Extracted data entries

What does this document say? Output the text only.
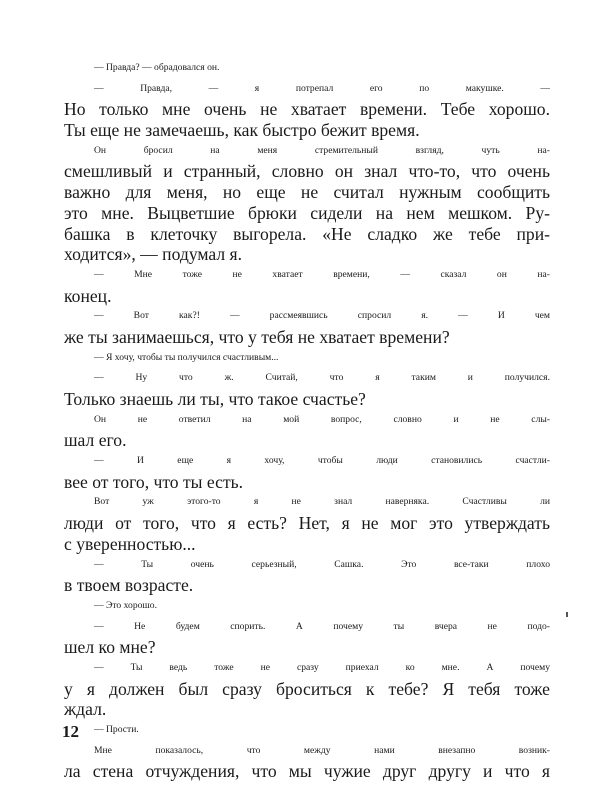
— Правда? — обрадовался он.
— Правда, — я потрепал его по макушке. —
Но только мне очень не хватает времени. Тебе хорошо.
Ты еще не замечаешь, как быстро бежит время.
Он бросил на меня стремительный взгляд, чуть на-
смешливый и странный, словно он знал что-то, что очень
важно для меня, но еще не считал нужным сообщить
это мне. Выцветшие брюки сидели на нем мешком. Ру-
башка в клеточку выгорела. «Не сладко же тебе при-
ходится», — подумал я.
— Мне тоже не хватает времени, — сказал он на-
конец.
— Вот как?! — рассмеявшись спросил я. — И чем
же ты занимаешься, что у тебя не хватает времени?
— Я хочу, чтобы ты получился счастливым...
— Ну что ж. Считай, что я таким и получился.
Только знаешь ли ты, что такое счастье?
Он не ответил на мой вопрос, словно и не слы-
шал его.
— И еще я хочу, чтобы люди становились счастли-
вее от того, что ты есть.
Вот уж этого-то я не знал наверняка. Счастливы ли
люди от того, что я есть? Нет, я не мог это утверждать
с уверенностью...
— Ты очень серьезный, Сашка. Это все-таки плохо
в твоем возрасте.
— Это хорошо.
— Не будем спорить. А почему ты вчера не подо-
шел ко мне?
— Ты ведь тоже не сразу приехал ко мне. А почему
у я должен был сразу броситься к тебе? Я тебя тоже
ждал.
— Прости.
Мне показалось, что между нами внезапно возник-
ла стена отчуждения, что мы чужие друг другу и что я
12
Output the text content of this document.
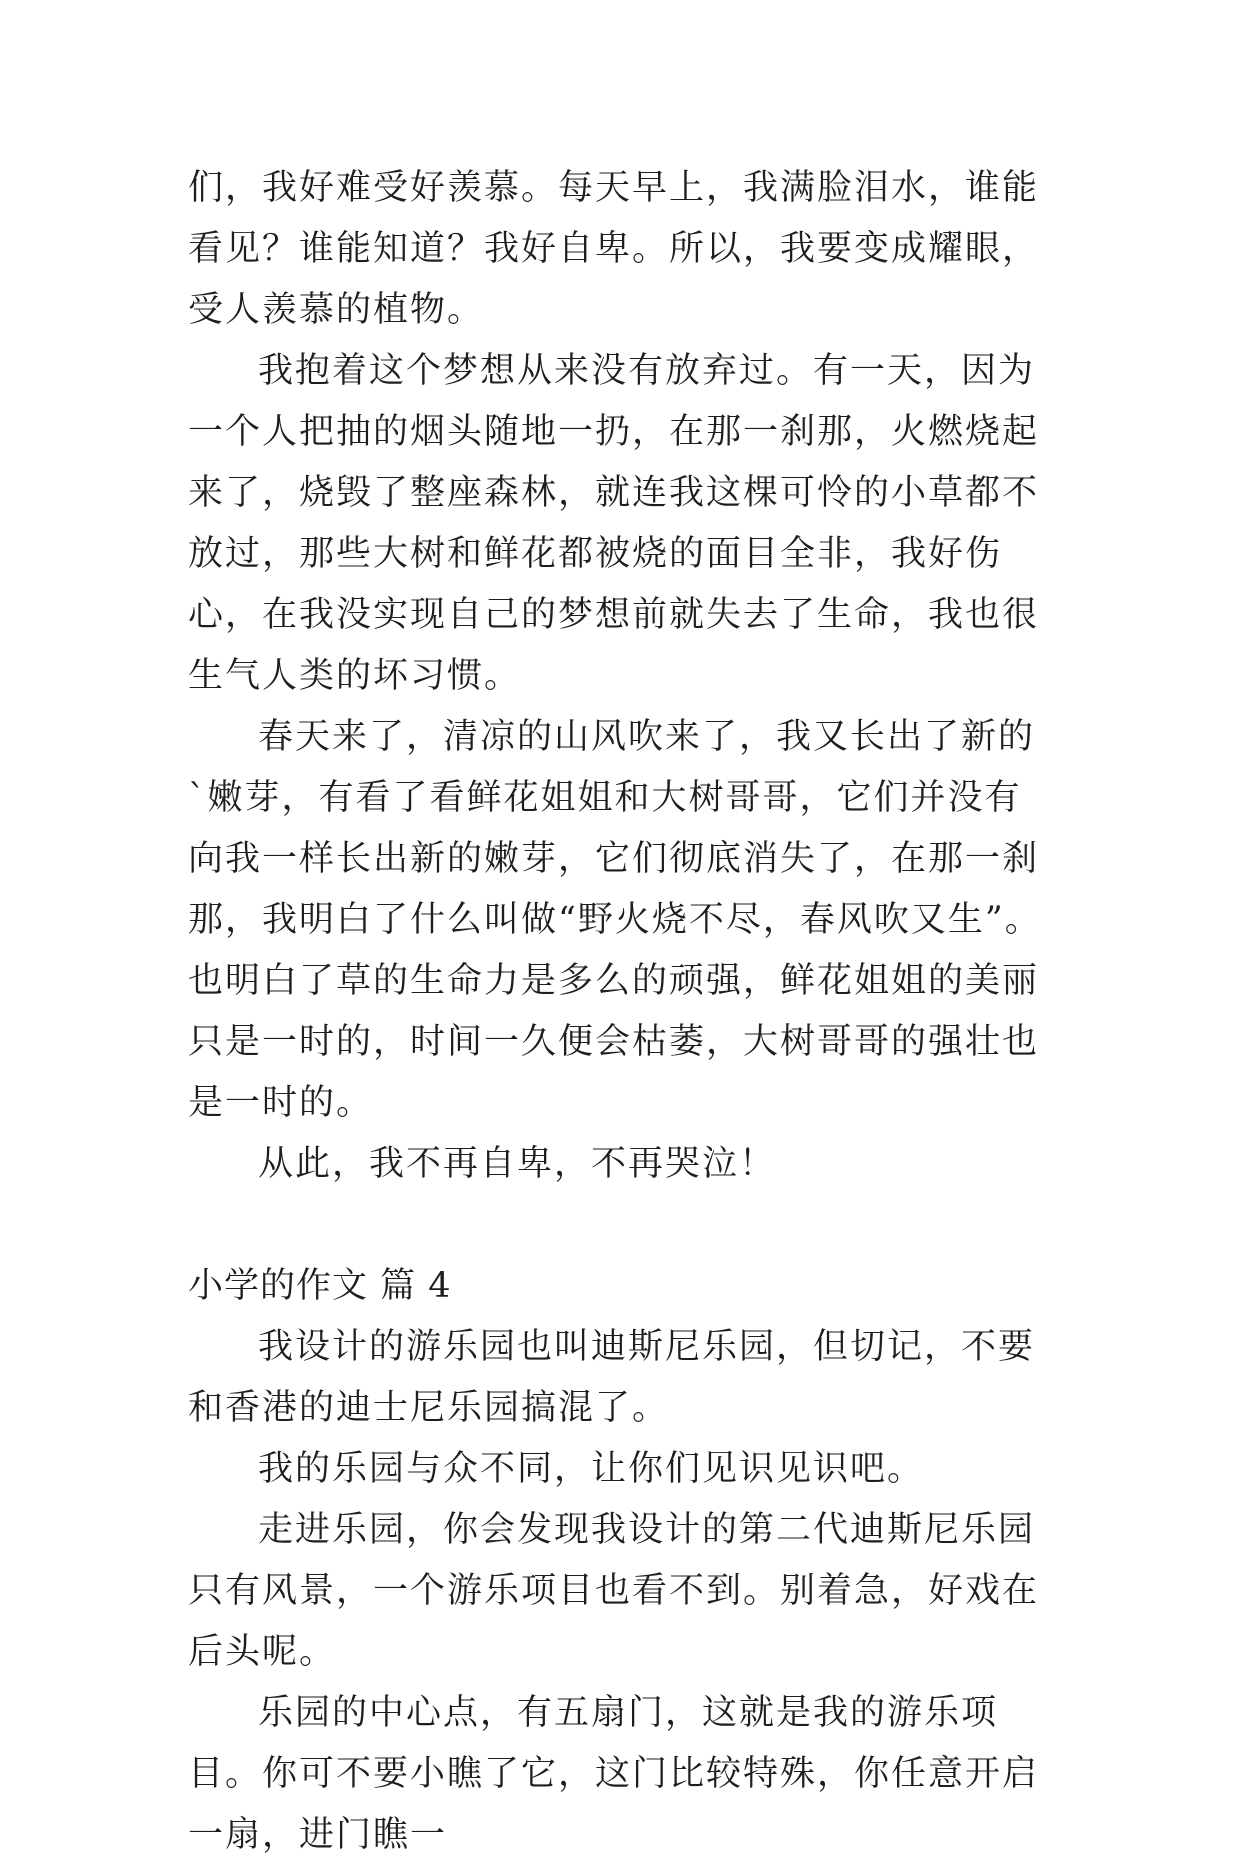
们，我好难受好羡慕。每天早上，我满脸泪水，谁能看见？谁能知道？我好自卑。所以，我要变成耀眼，受人羡慕的植物。

我抱着这个梦想从来没有放弃过。有一天，因为一个人把抽的烟头随地一扔，在那一刹那，火燃烧起来了，烧毁了整座森林，就连我这棵可怜的小草都不放过，那些大树和鲜花都被烧的面目全非，我好伤心，在我没实现自己的梦想前就失去了生命，我也很生气人类的坏习惯。

春天来了，清凉的山风吹来了，我又长出了新的`嫩芽，有看了看鲜花姐姐和大树哥哥，它们并没有向我一样长出新的嫩芽，它们彻底消失了，在那一刹那，我明白了什么叫做“野火烧不尽，春风吹又生”。也明白了草的生命力是多么的顽强，鲜花姐姐的美丽只是一时的，时间一久便会枯萎，大树哥哥的强壮也是一时的。

从此，我不再自卑，不再哭泣！

小学的作文 篇 4

我设计的游乐园也叫迪斯尼乐园，但切记，不要和香港的迪士尼乐园搞混了。

我的乐园与众不同，让你们见识见识吧。

走进乐园，你会发现我设计的第二代迪斯尼乐园只有风景，一个游乐项目也看不到。别着急，好戏在后头呢。

乐园的中心点，有五扇门，这就是我的游乐项目。你可不要小瞧了它，这门比较特殊，你任意开启一扇，进门瞧一
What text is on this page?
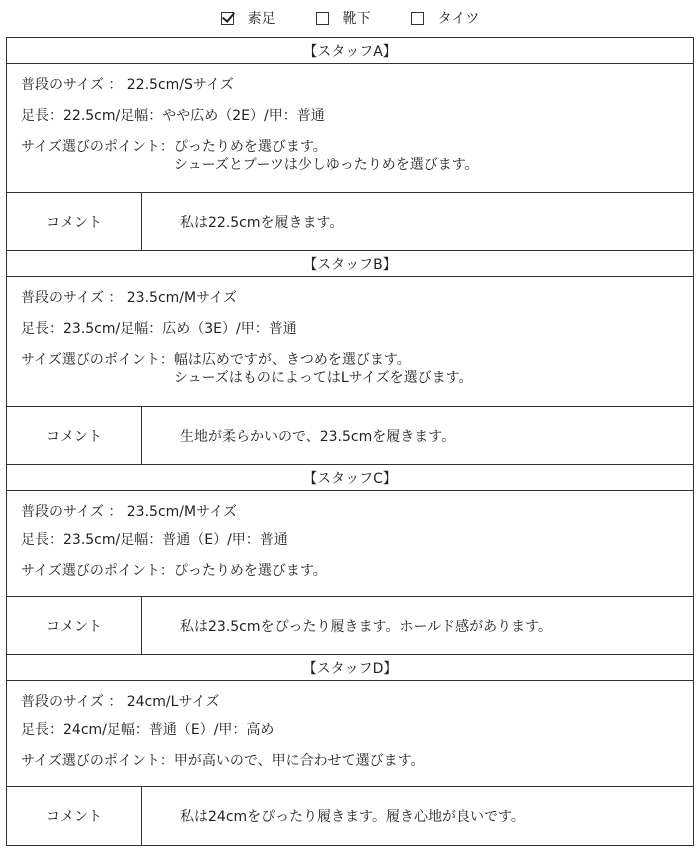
素足	靴下	タイツ
【スタッフA】
普段のサイズ ： 22.5cm/Sサイズ
足長：22.5cm/足幅：やや広め（2E）/甲：普通
サイズ選びのポイント： ぴったりめを選びます。
シューズとブーツは少しゆったりめを選びます。
コメント	私は22.5cmを履きます。
【スタッフB】
普段のサイズ ： 23.5cm/Mサイズ
足長：23.5cm/足幅：広め（3E）/甲：普通
サイズ選びのポイント： 幅は広めですが、きつめを選びます。
シューズはものによってはLサイズを選びます。
コメント	生地が柔らかいので、23.5cmを履きます。
【スタッフC】
普段のサイズ ： 23.5cm/Mサイズ
足長：23.5cm/足幅：普通（E）/甲：普通
サイズ選びのポイント： ぴったりめを選びます。
コメント	私は23.5cmをぴったり履きます。ホールド感があります。
【スタッフD】
普段のサイズ ： 24cm/Lサイズ
足長：24cm/足幅：普通（E）/甲：高め
サイズ選びのポイント： 甲が高いので、甲に合わせて選びます。
コメント	私は24cmをぴったり履きます。履き心地が良いです。
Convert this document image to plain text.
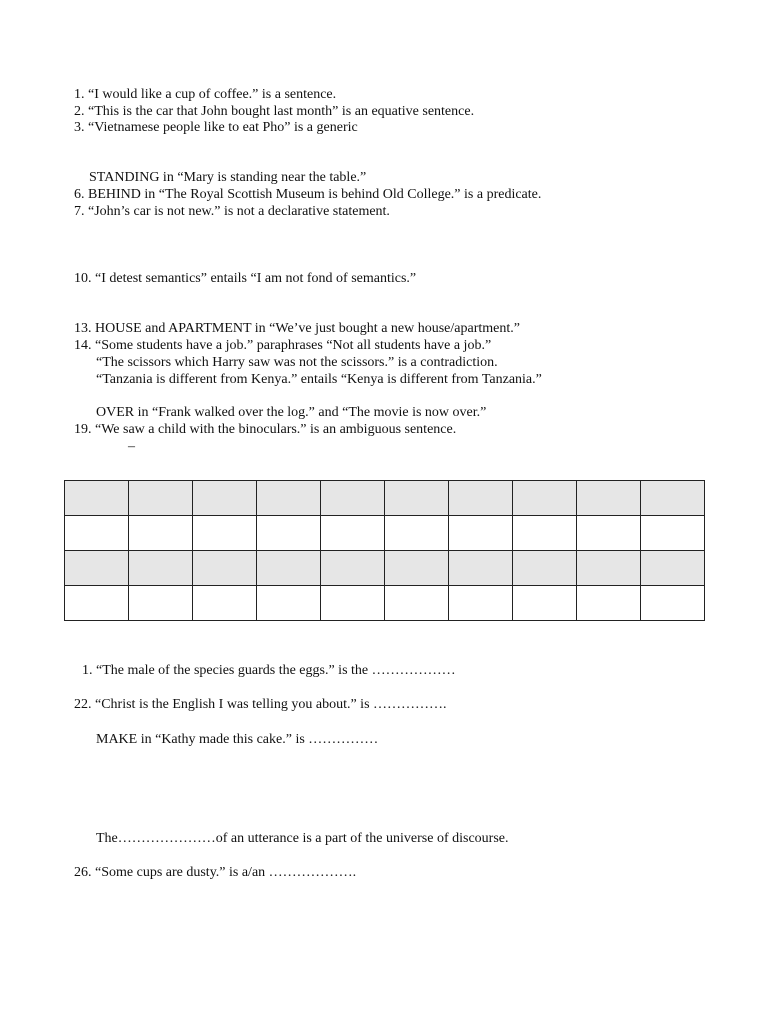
1. “I would like a cup of coffee.” is a sentence.
2. “This is the car that John bought last month” is an equative sentence.
3. “Vietnamese people like to eat Pho” is a generic
STANDING in “Mary is standing near the table.”
6. BEHIND in “The Royal Scottish Museum is behind Old College.” is a predicate.
7. “John’s car is not new.” is not a declarative statement.
10. “I detest semantics” entails “I am not fond of semantics.”
13. HOUSE and APARTMENT in “We’ve just bought a new house/apartment.”
14. “Some students have a job.” paraphrases “Not all students have a job.”
“The scissors which Harry saw was not the scissors.” is a contradiction.
“Tanzania is different from Kenya.” entails “Kenya is different from Tanzania.”
OVER in “Frank walked over the log.” and “The movie is now over.”
19. “We saw a child with the binoculars.” is an ambiguous sentence.
–

1. “The male of the species guards the eggs.” is the ………………
22. “Christ is the English I was telling you about.” is …………….
MAKE in “Kathy made this cake.” is ……………
The…………………of an utterance is a part of the universe of discourse.
26. “Some cups are dusty.” is a/an ……………….
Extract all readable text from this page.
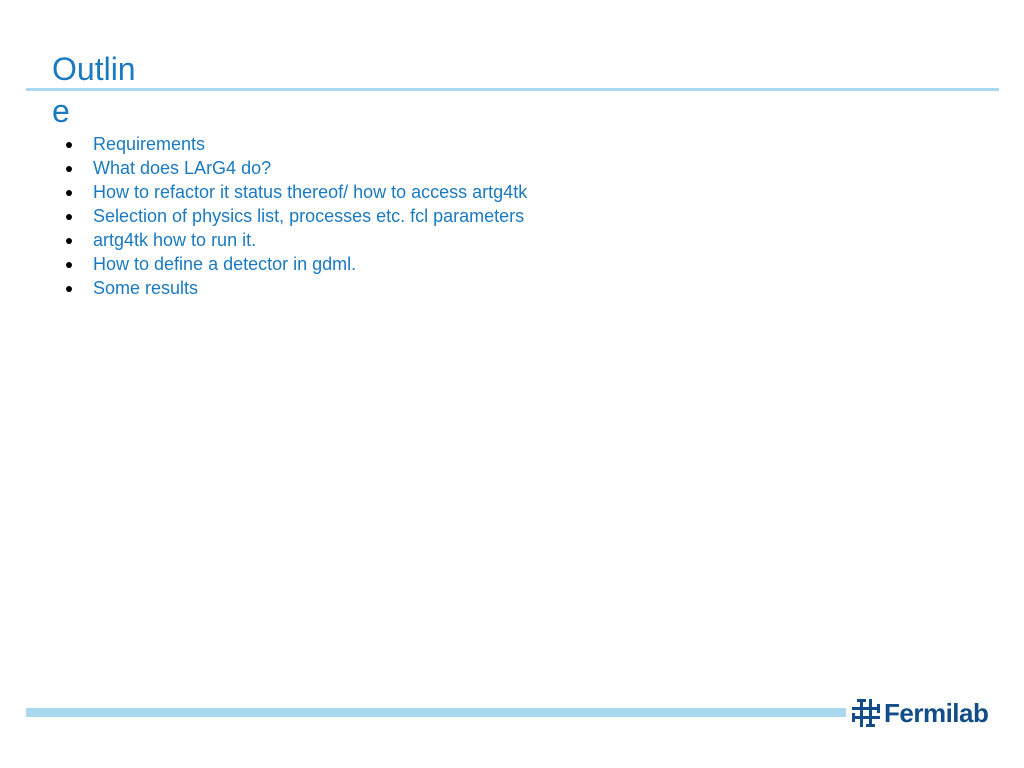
Outline
Requirements
What does LArG4 do?
How to refactor it status thereof/ how to access artg4tk
Selection of physics list, processes etc. fcl parameters
artg4tk how to run it.
How to define a detector in gdml.
Some results
Fermilab
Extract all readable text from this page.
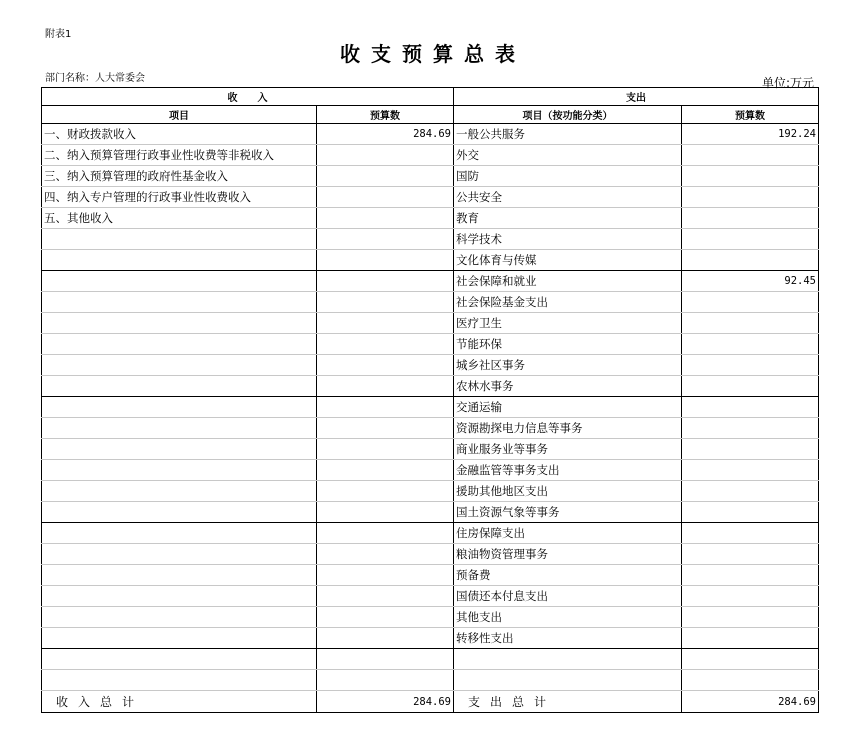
附表1
收支预算总表
部门名称：人大常委会	单位:万元
收　　入		支出	
项目	预算数	项目（按功能分类）	预算数
一、财政拨款收入	284.69	一般公共服务	192.24
二、纳入预算管理行政事业性收费等非税收入		外交	
三、纳入预算管理的政府性基金收入		国防	
四、纳入专户管理的行政事业性收费收入		公共安全	
五、其他收入		教育	
		科学技术	
		文化体育与传媒	
		社会保障和就业	92.45
		社会保险基金支出	
		医疗卫生	
		节能环保	
		城乡社区事务	
		农林水事务	
		交通运输	
		资源勘探电力信息等事务	
		商业服务业等事务	
		金融监管等事务支出	
		援助其他地区支出	
		国土资源气象等事务	
		住房保障支出	
		粮油物资管理事务	
		预备费	
		国债还本付息支出	
		其他支出	
		转移性支出	

收入总计	284.69	支出总计	284.69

- _WHAT YOU HAVE TO DO_: Locate the lines above that hold the word "entails". Show every one of them.

- _SOLUTION TO THIS EXERCISE_:
10. “I detest semantics” entails “I am not fond of semantics.”
“Tanzania is different from Kenya.” entails “Kenya is different from Tanzania.”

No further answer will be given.